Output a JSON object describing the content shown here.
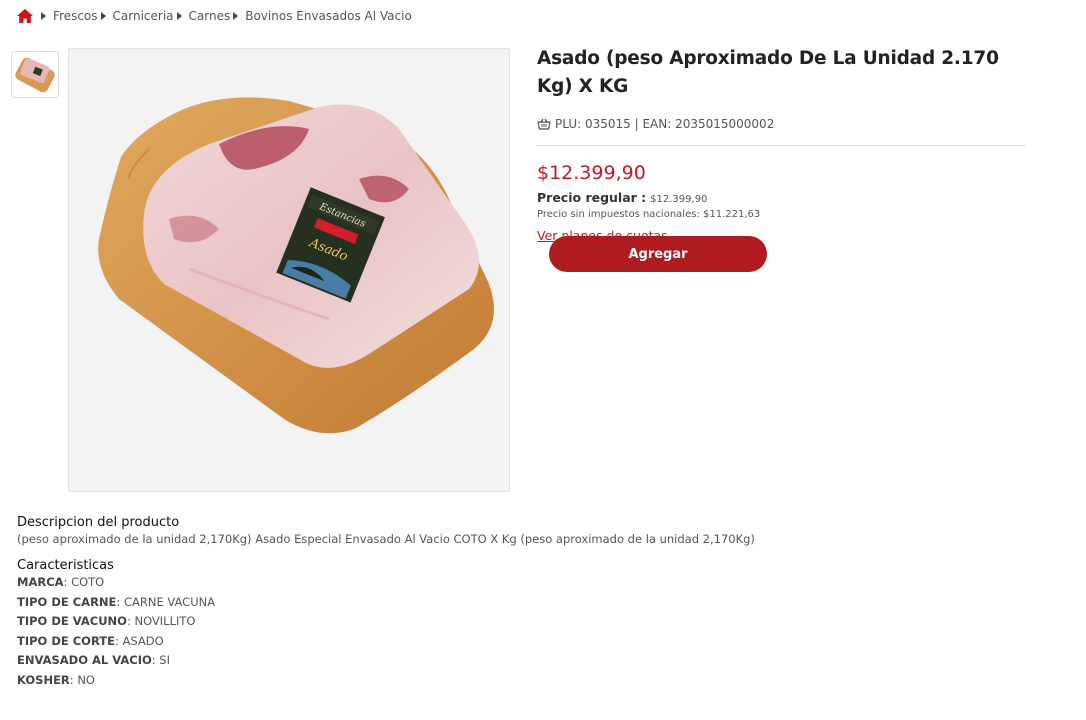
{
  "breadcrumb": {
    "items": [
      "Frescos",
      "Carniceria",
      "Carnes",
      "Bovinos Envasados Al Vacio"
    ]
  },
  "product": {
    "title": "Asado (peso Aproximado De La Unidad 2.170 Kg) X KG",
    "codes": "PLU: 035015 | EAN: 2035015000002",
    "price": "$12.399,90",
    "regular_label": "Precio regular :",
    "regular_value": "$12.399,90",
    "no_tax_text": "Precio sin impuestos nacionales: $11.221,63",
    "installments_link": "Ver planes de cuotas",
    "add_button": "Agregar",
    "package_label_brand": "Estancias",
    "package_label_name": "Asado"
  },
  "description": {
    "heading": "Descripcion del producto",
    "text": "(peso aproximado de la unidad 2,170Kg) Asado Especial Envasado Al Vacio COTO X Kg (peso aproximado de la unidad 2,170Kg)"
  },
  "features": {
    "heading": "Caracteristicas",
    "items": [
      {
        "key": "MARCA",
        "value": ": COTO"
      },
      {
        "key": "TIPO DE CARNE",
        "value": ": CARNE VACUNA"
      },
      {
        "key": "TIPO DE VACUNO",
        "value": ": NOVILLITO"
      },
      {
        "key": "TIPO DE CORTE",
        "value": ": ASADO"
      },
      {
        "key": "ENVASADO AL VACIO",
        "value": ": SI"
      },
      {
        "key": "KOSHER",
        "value": ": NO"
      }
    ]
  },
  "icons": {
    "home": "home-icon",
    "separator": "caret-right-icon",
    "basket": "basket-icon"
  },
  "colors": {
    "accent": "#c5172b",
    "button": "#b01b1f"
  }
}
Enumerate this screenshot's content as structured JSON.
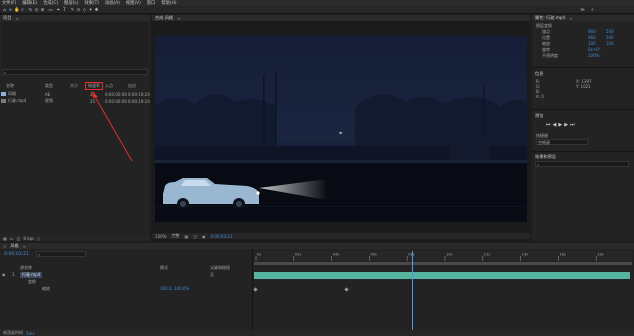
{
  "app": {
    "menu": [
      "文件(F)",
      "编辑(E)",
      "合成(C)",
      "图层(L)",
      "效果(T)",
      "动画(A)",
      "视图(V)",
      "窗口",
      "帮助(H)"
    ]
  },
  "project": {
    "tab_label": "项目",
    "search_placeholder": "",
    "columns": [
      "名称",
      "类型",
      "大小",
      "帧速率",
      "入点",
      "出点"
    ],
    "items": [
      {
        "name": "风格",
        "type": "AE",
        "size": "",
        "fps": "25",
        "in": "0:00:00:00",
        "out": "0:00:19:24"
      },
      {
        "name": "行驶.mp4",
        "type": "视频",
        "size": "",
        "fps": "25",
        "in": "0:00:00:00",
        "out": "0:00:19:24"
      }
    ],
    "footer_bpc": "8 bpc"
  },
  "composition": {
    "tab_label": "合成 风格",
    "zoom": "100%",
    "quality": "完整",
    "timecode": "0:00:03:21"
  },
  "properties": {
    "tab_label": "属性: 行驶.mp4",
    "section": "图层变换",
    "rows": [
      {
        "label": "锚点",
        "v1": "960",
        "v2": "540"
      },
      {
        "label": "位置",
        "v1": "960",
        "v2": "540"
      },
      {
        "label": "缩放",
        "v1": "100",
        "v2": "100"
      },
      {
        "label": "旋转",
        "v1": "0x+0°",
        "v2": ""
      },
      {
        "label": "不透明度",
        "v1": "100%",
        "v2": ""
      }
    ],
    "info_title": "信息",
    "info_lines": [
      "R:",
      "G:",
      "B:",
      "A: 0"
    ],
    "info_xy": [
      "X: 1397",
      "Y: 1021"
    ],
    "preview_title": "预览",
    "preview_shortcut": "快捷键",
    "preview_shortcut_value": "空格键",
    "effects_title": "效果和预设",
    "effects_search": ""
  },
  "timeline": {
    "tab_label": "风格",
    "timecode": "0:00:03:21",
    "search_placeholder": "",
    "col_source": "源名称",
    "col_mode": "模式",
    "col_parent": "父级和链接",
    "layer_name": "行驶.mp4",
    "layer_num": "1",
    "sub_transform": "变换",
    "sub_prop": "缩放",
    "sub_value": "100.0, 100.0%",
    "parent_value": "无",
    "ruler_labels": [
      "0s",
      "02s",
      "04s",
      "06s",
      "08s",
      "10s",
      "12s",
      "14s",
      "16s",
      "18s"
    ],
    "render_label": "帧渲染时间",
    "render_value": "5ms",
    "keyframes": [
      0.0,
      0.24
    ]
  }
}
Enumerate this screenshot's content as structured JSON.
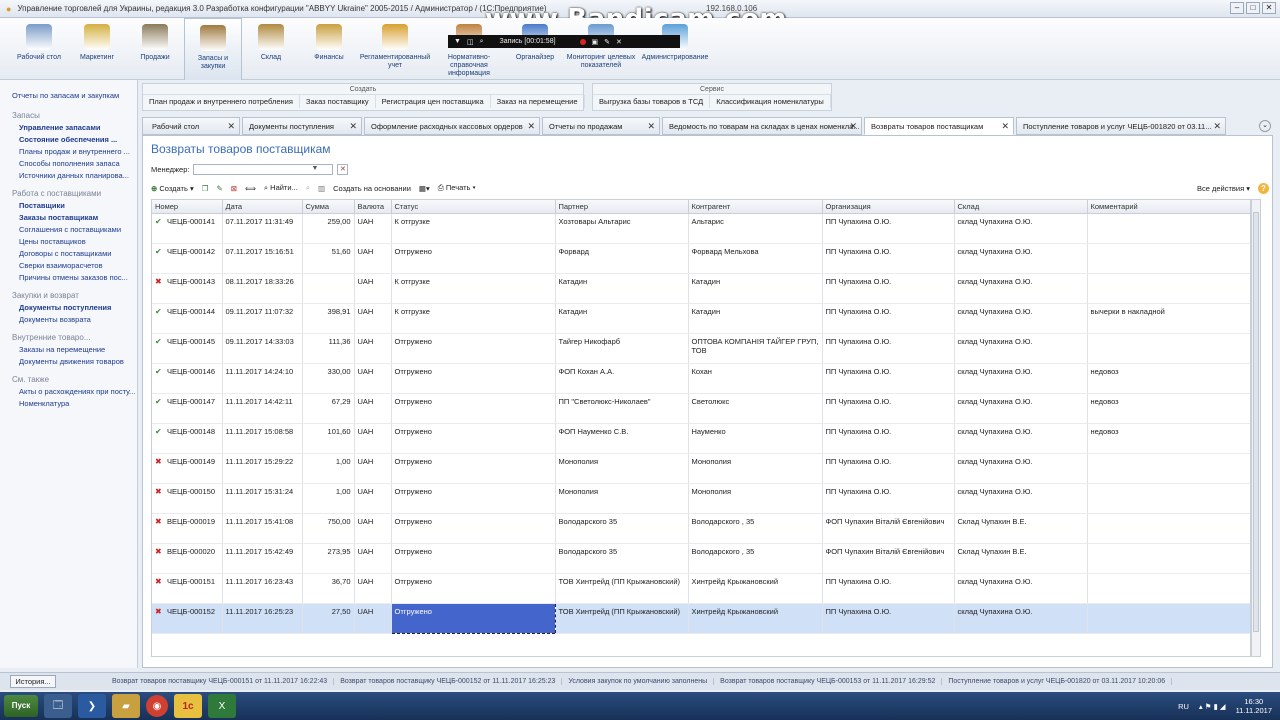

—————

**Problem details:** Only the number is wanted: count the lines of the records that hold the word "peso".

**Task result:** 2